**SET TASK**
Here are some records; return them all exactly.

(Recorded data)
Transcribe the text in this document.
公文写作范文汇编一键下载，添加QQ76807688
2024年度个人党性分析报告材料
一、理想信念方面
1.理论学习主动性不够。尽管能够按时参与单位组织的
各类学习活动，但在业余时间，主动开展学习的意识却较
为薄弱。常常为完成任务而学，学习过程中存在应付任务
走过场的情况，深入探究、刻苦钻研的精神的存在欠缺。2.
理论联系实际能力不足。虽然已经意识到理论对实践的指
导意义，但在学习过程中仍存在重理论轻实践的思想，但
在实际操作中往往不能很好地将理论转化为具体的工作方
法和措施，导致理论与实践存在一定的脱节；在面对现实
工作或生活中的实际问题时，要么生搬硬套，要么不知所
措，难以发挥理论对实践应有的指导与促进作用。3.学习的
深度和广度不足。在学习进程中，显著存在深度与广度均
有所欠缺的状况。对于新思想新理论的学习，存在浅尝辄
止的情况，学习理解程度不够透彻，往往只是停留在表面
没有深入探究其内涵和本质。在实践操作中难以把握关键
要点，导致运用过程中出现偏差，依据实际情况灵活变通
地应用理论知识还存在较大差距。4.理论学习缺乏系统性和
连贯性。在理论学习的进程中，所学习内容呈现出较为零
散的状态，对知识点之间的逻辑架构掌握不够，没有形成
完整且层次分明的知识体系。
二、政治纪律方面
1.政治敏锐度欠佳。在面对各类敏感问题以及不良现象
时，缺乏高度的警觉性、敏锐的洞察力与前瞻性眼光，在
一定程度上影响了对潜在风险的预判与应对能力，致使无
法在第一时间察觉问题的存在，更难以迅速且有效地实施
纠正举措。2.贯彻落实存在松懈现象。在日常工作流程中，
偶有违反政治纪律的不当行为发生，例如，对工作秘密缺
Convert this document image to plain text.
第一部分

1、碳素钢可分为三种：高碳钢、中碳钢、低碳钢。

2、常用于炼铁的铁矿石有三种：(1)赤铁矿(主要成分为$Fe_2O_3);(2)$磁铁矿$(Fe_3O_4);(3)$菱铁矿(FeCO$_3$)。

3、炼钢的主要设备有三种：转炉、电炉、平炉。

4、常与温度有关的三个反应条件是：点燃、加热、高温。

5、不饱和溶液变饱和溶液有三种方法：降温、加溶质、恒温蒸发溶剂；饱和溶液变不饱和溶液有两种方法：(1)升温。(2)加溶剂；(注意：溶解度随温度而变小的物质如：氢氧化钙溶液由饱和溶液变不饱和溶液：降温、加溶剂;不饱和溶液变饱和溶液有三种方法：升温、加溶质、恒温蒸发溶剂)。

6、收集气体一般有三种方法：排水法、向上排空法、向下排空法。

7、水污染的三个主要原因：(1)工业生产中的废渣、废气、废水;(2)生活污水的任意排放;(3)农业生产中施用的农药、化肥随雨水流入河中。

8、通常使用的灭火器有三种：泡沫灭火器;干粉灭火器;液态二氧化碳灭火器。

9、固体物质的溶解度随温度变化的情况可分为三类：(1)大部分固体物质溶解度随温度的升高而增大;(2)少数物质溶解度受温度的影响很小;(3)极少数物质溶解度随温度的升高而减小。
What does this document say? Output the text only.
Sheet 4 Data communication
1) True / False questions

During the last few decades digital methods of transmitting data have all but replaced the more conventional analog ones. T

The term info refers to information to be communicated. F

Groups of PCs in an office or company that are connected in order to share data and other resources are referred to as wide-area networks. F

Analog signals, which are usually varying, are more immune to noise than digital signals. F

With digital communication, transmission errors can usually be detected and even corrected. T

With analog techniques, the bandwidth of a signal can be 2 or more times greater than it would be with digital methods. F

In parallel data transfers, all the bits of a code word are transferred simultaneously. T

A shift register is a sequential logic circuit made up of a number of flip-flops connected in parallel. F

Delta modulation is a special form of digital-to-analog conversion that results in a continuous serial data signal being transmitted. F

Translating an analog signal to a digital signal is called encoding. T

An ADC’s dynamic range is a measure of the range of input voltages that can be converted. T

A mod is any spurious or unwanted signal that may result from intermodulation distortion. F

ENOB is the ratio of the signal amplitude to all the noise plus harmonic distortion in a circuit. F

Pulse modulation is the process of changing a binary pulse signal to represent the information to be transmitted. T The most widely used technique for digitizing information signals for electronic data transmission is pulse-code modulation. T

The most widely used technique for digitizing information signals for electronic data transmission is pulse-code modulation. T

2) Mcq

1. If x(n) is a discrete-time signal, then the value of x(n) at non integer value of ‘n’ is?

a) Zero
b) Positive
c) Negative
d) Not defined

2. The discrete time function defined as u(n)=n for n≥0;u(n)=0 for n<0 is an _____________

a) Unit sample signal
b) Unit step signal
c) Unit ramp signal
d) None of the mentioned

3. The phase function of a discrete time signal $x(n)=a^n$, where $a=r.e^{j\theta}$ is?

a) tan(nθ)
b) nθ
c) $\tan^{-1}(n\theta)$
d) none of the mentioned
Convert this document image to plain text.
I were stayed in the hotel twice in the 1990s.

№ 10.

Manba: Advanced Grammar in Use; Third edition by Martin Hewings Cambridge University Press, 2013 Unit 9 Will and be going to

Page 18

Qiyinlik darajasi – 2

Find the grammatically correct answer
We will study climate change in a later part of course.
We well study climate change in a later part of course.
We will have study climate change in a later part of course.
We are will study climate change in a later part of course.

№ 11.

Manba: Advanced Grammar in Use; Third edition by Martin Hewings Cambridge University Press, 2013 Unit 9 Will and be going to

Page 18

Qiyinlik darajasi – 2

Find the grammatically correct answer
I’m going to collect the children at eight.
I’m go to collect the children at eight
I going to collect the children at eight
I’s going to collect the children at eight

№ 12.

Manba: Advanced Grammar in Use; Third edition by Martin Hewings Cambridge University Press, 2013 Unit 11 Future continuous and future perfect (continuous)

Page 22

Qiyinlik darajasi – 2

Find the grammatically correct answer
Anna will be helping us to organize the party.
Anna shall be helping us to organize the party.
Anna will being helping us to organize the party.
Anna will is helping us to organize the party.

**WORKED ANSWER**
Transcribe the text in this document.
公文写作范文汇编一键下载，添加QQ76807688
2024年度个人党性分析报告材料
一、理想信念方面
1.理论学习主动性不够。尽管能够按时参与单位组织的
各类学习活动，但在业余时间，主动开展学习的意识却较
为薄弱。常常为完成任务而学，学习过程中存在应付任务
走过场的情况，深入探究、刻苦钻研的精神的存在欠缺。2.
理论联系实际能力不足。虽然已经意识到理论对实践的指
导意义，但在学习过程中仍存在重理论轻实践的思想，但
在实际操作中往往不能很好地将理论转化为具体的工作方
法和措施，导致理论与实践存在一定的脱节；在面对现实
工作或生活中的实际问题时，要么生搬硬套，要么不知所
措，难以发挥理论对实践应有的指导与促进作用。3.学习的
深度和广度不足。在学习进程中，显著存在深度与广度均
有所欠缺的状况。对于新思想新理论的学习，存在浅尝辄
止的情况，学习理解程度不够透彻，往往只是停留在表面
没有深入探究其内涵和本质。在实践操作中难以把握关键
要点，导致运用过程中出现偏差，依据实际情况灵活变通
地应用理论知识还存在较大差距。4.理论学习缺乏系统性和
连贯性。在理论学习的进程中，所学习内容呈现出较为零
散的状态，对知识点之间的逻辑架构掌握不够，没有形成
完整且层次分明的知识体系。
二、政治纪律方面
1.政治敏锐度欠佳。在面对各类敏感问题以及不良现象
时，缺乏高度的警觉性、敏锐的洞察力与前瞻性眼光，在
一定程度上影响了对潜在风险的预判与应对能力，致使无
法在第一时间察觉问题的存在，更难以迅速且有效地实施
纠正举措。2.贯彻落实存在松懈现象。在日常工作流程中，
偶有违反政治纪律的不当行为发生，例如，对工作秘密缺
Convert this document image to plain text.
第一部分

1、碳素钢可分为三种：高碳钢、中碳钢、低碳钢。

2、常用于炼铁的铁矿石有三种：(1)赤铁矿(主要成分为$Fe_2O_3);(2)$磁铁矿$(Fe_3O_4);(3)$菱铁矿(FeCO$_3$)。

3、炼钢的主要设备有三种：转炉、电炉、平炉。

4、常与温度有关的三个反应条件是：点燃、加热、高温。

5、不饱和溶液变饱和溶液有三种方法：降温、加溶质、恒温蒸发溶剂；饱和溶液变不饱和溶液有两种方法：(1)升温。(2)加溶剂；(注意：溶解度随温度而变小的物质如：氢氧化钙溶液由饱和溶液变不饱和溶液：降温、加溶剂;不饱和溶液变饱和溶液有三种方法：升温、加溶质、恒温蒸发溶剂)。

6、收集气体一般有三种方法：排水法、向上排空法、向下排空法。

7、水污染的三个主要原因：(1)工业生产中的废渣、废气、废水;(2)生活污水的任意排放;(3)农业生产中施用的农药、化肥随雨水流入河中。

8、通常使用的灭火器有三种：泡沫灭火器;干粉灭火器;液态二氧化碳灭火器。

9、固体物质的溶解度随温度变化的情况可分为三类：(1)大部分固体物质溶解度随温度的升高而增大;(2)少数物质溶解度受温度的影响很小;(3)极少数物质溶解度随温度的升高而减小。
What does this document say? Output the text only.
Sheet 4 Data communication
1) True / False questions

During the last few decades digital methods of transmitting data have all but replaced the more conventional analog ones. T

The term info refers to information to be communicated. F

Groups of PCs in an office or company that are connected in order to share data and other resources are referred to as wide-area networks. F

Analog signals, which are usually varying, are more immune to noise than digital signals. F

With digital communication, transmission errors can usually be detected and even corrected. T

With analog techniques, the bandwidth of a signal can be 2 or more times greater than it would be with digital methods. F

In parallel data transfers, all the bits of a code word are transferred simultaneously. T

A shift register is a sequential logic circuit made up of a number of flip-flops connected in parallel. F

Delta modulation is a special form of digital-to-analog conversion that results in a continuous serial data signal being transmitted. F

Translating an analog signal to a digital signal is called encoding. T

An ADC’s dynamic range is a measure of the range of input voltages that can be converted. T

A mod is any spurious or unwanted signal that may result from intermodulation distortion. F

ENOB is the ratio of the signal amplitude to all the noise plus harmonic distortion in a circuit. F

Pulse modulation is the process of changing a binary pulse signal to represent the information to be transmitted. T The most widely used technique for digitizing information signals for electronic data transmission is pulse-code modulation. T

The most widely used technique for digitizing information signals for electronic data transmission is pulse-code modulation. T

2) Mcq

1. If x(n) is a discrete-time signal, then the value of x(n) at non integer value of ‘n’ is?

a) Zero
b) Positive
c) Negative
d) Not defined

2. The discrete time function defined as u(n)=n for n≥0;u(n)=0 for n<0 is an _____________

a) Unit sample signal
b) Unit step signal
c) Unit ramp signal
d) None of the mentioned

3. The phase function of a discrete time signal $x(n)=a^n$, where $a=r.e^{j\theta}$ is?

a) tan(nθ)
b) nθ
c) $\tan^{-1}(n\theta)$
d) none of the mentioned
Convert this document image to plain text.
I were stayed in the hotel twice in the 1990s.

№ 10.

Manba: Advanced Grammar in Use; Third edition by Martin Hewings Cambridge University Press, 2013 Unit 9 Will and be going to

Page 18

Qiyinlik darajasi – 2

Find the grammatically correct answer
We will study climate change in a later part of course.
We well study climate change in a later part of course.
We will have study climate change in a later part of course.
We are will study climate change in a later part of course.

№ 11.

Manba: Advanced Grammar in Use; Third edition by Martin Hewings Cambridge University Press, 2013 Unit 9 Will and be going to

Page 18

Qiyinlik darajasi – 2

Find the grammatically correct answer
I’m going to collect the children at eight.
I’m go to collect the children at eight
I going to collect the children at eight
I’s going to collect the children at eight

№ 12.

Manba: Advanced Grammar in Use; Third edition by Martin Hewings Cambridge University Press, 2013 Unit 11 Future continuous and future perfect (continuous)

Page 22

Qiyinlik darajasi – 2

Find the grammatically correct answer
Anna will be helping us to organize the party.
Anna shall be helping us to organize the party.
Anna will being helping us to organize the party.
Anna will is helping us to organize the party.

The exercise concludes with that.